(Excerpts from a figure dataset)
++++++++++++++++++++
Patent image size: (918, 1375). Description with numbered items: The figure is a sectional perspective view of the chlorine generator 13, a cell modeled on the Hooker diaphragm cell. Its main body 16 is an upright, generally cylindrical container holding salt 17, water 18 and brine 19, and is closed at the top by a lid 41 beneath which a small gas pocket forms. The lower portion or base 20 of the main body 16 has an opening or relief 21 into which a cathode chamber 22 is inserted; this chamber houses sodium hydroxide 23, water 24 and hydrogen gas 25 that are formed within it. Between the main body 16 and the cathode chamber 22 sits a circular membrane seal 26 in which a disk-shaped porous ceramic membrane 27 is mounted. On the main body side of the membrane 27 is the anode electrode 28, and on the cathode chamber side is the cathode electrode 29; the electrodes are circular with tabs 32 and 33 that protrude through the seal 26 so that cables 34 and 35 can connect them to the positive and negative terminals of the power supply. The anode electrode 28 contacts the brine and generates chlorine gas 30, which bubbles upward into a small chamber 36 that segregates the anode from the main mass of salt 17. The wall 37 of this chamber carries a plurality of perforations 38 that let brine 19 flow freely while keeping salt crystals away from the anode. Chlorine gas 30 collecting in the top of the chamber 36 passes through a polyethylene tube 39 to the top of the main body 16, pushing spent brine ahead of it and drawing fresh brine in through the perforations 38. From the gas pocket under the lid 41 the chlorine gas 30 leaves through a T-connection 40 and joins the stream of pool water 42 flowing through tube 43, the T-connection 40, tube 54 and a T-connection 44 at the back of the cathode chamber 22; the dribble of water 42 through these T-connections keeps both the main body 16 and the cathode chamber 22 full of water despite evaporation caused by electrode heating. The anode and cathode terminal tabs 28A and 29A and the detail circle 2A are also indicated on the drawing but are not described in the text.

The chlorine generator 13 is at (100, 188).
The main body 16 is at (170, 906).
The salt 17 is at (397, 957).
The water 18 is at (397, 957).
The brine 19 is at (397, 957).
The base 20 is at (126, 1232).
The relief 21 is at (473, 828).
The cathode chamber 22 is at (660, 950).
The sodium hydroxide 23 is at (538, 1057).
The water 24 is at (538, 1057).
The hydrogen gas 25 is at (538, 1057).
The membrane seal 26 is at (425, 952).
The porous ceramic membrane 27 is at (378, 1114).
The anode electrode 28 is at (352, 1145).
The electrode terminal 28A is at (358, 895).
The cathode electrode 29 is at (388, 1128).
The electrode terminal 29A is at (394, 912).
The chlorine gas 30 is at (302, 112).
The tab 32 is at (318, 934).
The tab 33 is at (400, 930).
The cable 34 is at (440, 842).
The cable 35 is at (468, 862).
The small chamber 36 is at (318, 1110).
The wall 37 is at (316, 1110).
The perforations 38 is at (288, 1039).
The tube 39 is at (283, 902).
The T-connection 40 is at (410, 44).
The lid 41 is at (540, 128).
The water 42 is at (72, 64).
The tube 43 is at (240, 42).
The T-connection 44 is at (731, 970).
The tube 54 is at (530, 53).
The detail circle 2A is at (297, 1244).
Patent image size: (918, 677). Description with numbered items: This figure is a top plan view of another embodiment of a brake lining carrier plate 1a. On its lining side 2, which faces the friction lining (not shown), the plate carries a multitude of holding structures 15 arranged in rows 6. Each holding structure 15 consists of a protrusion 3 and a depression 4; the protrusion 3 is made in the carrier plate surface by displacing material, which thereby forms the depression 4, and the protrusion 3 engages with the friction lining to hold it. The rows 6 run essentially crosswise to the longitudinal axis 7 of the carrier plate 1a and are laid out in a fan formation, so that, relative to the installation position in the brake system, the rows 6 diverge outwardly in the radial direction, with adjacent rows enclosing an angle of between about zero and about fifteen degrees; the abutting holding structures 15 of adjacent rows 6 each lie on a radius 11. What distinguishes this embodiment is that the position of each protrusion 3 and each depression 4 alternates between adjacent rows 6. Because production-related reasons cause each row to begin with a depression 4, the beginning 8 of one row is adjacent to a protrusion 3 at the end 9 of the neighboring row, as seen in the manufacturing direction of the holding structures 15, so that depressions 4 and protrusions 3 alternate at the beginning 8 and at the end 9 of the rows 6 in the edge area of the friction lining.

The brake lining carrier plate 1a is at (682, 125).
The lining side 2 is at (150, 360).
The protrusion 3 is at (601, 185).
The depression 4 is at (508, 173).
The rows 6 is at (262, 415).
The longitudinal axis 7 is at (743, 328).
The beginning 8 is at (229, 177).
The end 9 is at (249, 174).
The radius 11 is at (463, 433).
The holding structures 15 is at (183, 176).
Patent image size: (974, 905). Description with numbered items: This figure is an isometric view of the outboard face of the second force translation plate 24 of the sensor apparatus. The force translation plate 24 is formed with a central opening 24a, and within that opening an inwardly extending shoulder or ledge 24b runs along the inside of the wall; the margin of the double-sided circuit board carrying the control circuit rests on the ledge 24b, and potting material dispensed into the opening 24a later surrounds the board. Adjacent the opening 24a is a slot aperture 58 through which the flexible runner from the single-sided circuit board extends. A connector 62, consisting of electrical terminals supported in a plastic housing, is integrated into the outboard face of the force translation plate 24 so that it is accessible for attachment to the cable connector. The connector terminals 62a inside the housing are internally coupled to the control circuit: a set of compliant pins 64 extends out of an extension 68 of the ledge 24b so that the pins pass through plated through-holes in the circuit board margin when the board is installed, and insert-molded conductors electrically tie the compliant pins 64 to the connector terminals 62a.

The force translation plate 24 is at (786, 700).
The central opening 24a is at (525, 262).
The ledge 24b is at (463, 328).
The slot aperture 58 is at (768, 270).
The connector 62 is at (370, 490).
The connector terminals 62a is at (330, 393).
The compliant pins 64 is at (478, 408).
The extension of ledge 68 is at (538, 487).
++++++++++++++++++++
- Exercise task:
Rewrite the records from the line with "Patent image size: (974, 905)." through the end of the records, changing "isometric view" to "perspective view" and leaving everything else unchanged.

- Result of this exercise:
Patent image size: (974, 905). Description with numbered items: This figure is an perspective view of the outboard face of the second force translation plate 24 of the sensor apparatus. The force translation plate 24 is formed with a central opening 24a, and within that opening an inwardly extending shoulder or ledge 24b runs along the inside of the wall; the margin of the double-sided circuit board carrying the control circuit rests on the ledge 24b, and potting material dispensed into the opening 24a later surrounds the board. Adjacent the opening 24a is a slot aperture 58 through which the flexible runner from the single-sided circuit board extends. A connector 62, consisting of electrical terminals supported in a plastic housing, is integrated into the outboard face of the force translation plate 24 so that it is accessible for attachment to the cable connector. The connector terminals 62a inside the housing are internally coupled to the control circuit: a set of compliant pins 64 extends out of an extension 68 of the ledge 24b so that the pins pass through plated through-holes in the circuit board margin when the board is installed, and insert-molded conductors electrically tie the compliant pins 64 to the connector terminals 62a.

The force translation plate 24 is at (786, 700).
The central opening 24a is at (525, 262).
The ledge 24b is at (463, 328).
The slot aperture 58 is at (768, 270).
The connector 62 is at (370, 490).
The connector terminals 62a is at (330, 393).
The compliant pins 64 is at (478, 408).
The extension of ledge 68 is at (538, 487).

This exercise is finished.